(Records that describe figures)
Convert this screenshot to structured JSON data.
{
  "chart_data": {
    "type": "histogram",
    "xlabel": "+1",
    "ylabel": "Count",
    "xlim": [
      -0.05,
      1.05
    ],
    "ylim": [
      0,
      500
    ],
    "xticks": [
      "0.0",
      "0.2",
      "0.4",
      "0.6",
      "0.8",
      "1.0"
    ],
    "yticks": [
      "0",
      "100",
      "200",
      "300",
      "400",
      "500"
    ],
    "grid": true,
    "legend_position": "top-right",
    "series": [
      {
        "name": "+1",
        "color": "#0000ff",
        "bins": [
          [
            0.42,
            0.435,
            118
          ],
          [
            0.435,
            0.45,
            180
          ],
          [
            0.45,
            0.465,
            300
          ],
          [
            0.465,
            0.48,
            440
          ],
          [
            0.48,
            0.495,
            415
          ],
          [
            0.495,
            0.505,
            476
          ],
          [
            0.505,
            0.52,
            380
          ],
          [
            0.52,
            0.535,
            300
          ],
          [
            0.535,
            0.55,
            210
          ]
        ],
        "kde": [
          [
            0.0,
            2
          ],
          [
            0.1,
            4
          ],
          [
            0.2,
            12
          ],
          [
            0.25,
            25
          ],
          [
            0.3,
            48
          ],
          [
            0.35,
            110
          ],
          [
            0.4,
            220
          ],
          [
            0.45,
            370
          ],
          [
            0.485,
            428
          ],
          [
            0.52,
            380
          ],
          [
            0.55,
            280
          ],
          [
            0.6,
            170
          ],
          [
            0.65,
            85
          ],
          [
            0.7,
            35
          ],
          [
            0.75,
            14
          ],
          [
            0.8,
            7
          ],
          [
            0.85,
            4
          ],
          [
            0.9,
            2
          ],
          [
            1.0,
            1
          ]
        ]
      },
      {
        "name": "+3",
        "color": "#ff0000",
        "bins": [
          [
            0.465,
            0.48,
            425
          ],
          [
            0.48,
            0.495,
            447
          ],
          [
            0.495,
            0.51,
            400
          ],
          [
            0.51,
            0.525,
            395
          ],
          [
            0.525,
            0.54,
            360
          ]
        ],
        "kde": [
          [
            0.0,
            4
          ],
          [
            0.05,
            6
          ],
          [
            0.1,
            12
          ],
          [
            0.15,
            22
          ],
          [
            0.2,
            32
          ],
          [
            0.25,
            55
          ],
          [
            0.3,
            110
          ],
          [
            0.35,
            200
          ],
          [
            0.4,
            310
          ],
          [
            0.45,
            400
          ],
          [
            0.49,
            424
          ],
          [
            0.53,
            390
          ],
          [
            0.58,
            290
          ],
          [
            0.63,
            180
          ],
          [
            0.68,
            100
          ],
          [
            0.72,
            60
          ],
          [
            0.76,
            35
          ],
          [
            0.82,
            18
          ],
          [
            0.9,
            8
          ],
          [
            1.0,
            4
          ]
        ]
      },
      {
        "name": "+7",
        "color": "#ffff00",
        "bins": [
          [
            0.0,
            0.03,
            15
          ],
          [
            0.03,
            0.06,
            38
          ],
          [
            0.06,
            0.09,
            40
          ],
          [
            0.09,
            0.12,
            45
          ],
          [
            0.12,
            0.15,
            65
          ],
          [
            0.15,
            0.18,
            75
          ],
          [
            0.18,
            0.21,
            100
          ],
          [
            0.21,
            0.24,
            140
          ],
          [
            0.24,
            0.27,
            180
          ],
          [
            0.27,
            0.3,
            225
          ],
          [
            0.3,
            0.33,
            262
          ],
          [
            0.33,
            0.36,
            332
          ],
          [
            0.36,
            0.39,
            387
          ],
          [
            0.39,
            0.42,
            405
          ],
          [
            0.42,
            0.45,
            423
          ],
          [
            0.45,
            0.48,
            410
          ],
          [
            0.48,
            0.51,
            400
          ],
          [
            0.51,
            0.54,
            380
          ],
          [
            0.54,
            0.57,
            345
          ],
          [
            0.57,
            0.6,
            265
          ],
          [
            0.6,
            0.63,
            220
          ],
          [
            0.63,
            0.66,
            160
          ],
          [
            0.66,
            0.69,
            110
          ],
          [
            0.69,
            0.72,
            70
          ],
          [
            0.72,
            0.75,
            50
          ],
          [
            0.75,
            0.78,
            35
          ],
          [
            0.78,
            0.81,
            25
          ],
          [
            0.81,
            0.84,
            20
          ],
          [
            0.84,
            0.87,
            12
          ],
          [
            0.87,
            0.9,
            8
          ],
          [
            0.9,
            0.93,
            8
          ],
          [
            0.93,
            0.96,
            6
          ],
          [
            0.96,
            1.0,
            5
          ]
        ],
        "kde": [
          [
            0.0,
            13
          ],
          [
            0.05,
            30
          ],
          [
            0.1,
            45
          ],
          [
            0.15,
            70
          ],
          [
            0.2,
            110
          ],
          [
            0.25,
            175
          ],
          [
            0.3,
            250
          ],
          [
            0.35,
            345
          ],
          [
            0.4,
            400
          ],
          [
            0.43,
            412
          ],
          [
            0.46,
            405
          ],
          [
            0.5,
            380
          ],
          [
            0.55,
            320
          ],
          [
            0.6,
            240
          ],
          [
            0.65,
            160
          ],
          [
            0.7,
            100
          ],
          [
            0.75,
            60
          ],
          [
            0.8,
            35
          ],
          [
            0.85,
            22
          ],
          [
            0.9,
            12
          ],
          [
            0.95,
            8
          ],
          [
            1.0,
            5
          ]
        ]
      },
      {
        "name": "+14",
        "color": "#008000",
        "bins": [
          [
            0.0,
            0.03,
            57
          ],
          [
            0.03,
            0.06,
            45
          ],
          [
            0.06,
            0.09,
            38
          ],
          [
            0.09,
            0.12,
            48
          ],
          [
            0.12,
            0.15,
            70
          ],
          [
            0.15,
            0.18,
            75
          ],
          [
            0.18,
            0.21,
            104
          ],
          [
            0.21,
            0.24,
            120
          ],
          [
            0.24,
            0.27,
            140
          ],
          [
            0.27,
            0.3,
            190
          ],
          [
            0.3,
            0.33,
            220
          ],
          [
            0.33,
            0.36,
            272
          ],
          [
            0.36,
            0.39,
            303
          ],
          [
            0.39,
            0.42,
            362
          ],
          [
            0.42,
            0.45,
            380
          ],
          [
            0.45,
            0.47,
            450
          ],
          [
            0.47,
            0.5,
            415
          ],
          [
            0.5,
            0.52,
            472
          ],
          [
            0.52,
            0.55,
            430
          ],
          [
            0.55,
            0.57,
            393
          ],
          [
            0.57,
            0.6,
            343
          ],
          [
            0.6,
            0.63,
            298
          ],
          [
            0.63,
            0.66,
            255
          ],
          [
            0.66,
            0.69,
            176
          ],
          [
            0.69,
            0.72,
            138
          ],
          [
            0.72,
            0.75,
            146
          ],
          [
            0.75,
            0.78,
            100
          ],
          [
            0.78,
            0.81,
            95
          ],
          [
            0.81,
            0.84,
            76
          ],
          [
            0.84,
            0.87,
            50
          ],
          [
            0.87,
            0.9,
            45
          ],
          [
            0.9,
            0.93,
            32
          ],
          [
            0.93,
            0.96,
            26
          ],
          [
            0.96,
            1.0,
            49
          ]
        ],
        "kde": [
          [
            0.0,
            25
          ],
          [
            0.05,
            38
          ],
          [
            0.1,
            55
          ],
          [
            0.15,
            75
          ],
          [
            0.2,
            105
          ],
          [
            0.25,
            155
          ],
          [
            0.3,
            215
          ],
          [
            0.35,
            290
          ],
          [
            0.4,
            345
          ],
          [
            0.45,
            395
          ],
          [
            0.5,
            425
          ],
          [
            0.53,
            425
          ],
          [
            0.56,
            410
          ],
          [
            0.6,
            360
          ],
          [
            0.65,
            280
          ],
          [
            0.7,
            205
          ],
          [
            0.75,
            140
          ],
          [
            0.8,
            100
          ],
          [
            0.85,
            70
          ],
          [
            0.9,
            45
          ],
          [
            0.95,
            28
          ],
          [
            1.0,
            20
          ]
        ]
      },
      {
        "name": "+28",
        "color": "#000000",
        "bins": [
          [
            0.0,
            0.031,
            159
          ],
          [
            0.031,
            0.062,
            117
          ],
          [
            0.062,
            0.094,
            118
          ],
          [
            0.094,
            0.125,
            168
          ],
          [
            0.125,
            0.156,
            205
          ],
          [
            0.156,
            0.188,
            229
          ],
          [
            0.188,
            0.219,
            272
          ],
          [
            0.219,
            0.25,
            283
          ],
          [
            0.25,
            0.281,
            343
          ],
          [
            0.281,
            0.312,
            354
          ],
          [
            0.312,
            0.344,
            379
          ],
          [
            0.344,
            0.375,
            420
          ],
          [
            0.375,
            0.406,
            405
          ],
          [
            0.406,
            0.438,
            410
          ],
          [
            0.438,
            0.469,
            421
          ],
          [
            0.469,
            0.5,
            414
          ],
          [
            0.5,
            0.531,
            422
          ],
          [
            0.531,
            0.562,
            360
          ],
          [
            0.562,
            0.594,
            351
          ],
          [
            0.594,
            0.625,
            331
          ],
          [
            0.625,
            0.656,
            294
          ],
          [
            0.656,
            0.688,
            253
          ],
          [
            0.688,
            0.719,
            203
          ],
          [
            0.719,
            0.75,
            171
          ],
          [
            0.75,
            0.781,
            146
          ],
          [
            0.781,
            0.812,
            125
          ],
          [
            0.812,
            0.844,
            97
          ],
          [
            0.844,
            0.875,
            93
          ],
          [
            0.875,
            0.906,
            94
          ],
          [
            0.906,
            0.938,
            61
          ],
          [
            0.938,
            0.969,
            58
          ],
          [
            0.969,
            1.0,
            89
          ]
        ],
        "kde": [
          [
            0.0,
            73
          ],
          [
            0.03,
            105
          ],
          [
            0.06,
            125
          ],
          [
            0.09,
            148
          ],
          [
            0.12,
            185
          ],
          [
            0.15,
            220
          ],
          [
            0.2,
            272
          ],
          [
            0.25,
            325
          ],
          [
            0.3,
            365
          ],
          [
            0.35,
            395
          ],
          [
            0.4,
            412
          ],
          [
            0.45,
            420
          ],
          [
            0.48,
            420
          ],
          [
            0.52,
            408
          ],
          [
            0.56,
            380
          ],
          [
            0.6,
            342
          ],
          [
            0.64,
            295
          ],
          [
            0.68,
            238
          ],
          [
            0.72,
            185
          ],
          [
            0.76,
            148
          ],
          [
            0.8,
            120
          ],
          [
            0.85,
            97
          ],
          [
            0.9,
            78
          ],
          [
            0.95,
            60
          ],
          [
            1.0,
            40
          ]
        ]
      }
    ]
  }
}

[Written problem]:
Look through the entries above and count each line holding "color"; report the count alone.

[Task response]:
5